- _Exercise_: Show all lines that include the string "Read"; copy each one.

● ● ● ●

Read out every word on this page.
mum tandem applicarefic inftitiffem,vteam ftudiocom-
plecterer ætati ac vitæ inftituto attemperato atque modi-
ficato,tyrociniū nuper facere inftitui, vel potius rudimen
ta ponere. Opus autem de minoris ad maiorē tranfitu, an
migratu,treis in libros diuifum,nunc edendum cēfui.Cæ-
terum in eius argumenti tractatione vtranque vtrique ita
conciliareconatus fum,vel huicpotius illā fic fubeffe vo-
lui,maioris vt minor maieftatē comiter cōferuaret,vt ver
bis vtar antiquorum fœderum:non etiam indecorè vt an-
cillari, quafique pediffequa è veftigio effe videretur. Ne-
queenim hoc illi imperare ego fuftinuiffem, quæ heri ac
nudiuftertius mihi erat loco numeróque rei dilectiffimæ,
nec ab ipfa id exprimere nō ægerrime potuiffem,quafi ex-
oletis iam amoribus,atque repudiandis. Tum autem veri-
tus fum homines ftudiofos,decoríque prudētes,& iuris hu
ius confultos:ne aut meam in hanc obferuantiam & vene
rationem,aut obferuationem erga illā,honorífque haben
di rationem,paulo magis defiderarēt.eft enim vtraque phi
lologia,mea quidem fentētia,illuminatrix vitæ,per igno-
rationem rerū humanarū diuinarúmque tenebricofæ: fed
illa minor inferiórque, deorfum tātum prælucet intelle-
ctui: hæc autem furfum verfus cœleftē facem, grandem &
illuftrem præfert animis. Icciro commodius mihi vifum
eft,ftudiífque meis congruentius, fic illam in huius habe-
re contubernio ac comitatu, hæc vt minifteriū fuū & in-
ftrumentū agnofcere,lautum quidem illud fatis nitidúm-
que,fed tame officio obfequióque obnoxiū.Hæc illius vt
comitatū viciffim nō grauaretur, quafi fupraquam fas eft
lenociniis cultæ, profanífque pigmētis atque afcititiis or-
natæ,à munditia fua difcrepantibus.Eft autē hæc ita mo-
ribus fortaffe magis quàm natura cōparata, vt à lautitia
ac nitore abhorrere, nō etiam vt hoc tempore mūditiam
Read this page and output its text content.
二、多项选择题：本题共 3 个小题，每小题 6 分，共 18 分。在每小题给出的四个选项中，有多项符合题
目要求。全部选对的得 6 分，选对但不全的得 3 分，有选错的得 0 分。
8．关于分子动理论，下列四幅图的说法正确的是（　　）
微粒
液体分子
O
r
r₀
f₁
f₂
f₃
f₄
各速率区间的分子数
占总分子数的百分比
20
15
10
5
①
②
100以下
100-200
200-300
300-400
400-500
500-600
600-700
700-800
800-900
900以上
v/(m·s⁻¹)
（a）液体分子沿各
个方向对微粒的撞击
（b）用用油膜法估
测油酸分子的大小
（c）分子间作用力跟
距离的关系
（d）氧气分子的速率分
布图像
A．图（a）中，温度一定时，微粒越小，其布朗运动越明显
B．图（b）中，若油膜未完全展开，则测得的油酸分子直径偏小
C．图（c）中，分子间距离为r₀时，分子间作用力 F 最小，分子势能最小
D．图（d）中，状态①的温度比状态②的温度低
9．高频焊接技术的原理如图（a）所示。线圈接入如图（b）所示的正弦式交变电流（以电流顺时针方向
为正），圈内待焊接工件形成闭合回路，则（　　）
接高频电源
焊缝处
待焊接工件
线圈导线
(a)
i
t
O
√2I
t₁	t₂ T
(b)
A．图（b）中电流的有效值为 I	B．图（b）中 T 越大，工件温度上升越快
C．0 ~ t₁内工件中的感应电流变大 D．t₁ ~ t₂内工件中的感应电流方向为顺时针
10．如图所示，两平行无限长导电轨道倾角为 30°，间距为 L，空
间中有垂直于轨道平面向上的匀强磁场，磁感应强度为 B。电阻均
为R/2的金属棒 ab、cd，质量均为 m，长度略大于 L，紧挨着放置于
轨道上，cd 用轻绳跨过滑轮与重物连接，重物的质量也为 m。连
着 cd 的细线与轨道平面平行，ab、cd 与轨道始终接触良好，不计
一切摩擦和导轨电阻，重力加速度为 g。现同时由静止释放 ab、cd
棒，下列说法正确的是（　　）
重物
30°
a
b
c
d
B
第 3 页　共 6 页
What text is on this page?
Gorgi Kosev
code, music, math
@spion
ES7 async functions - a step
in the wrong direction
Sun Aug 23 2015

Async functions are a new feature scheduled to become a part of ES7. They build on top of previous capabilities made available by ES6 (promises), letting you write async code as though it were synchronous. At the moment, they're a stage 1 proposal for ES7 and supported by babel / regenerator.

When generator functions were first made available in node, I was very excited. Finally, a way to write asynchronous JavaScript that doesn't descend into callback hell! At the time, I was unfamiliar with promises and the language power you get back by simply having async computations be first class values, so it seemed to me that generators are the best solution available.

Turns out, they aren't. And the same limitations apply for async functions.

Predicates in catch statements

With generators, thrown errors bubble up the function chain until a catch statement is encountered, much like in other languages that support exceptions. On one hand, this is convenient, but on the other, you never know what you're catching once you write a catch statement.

● ● ● ●

- _Result of this task_:
Read out every word on this page.
Read this page and output its text content.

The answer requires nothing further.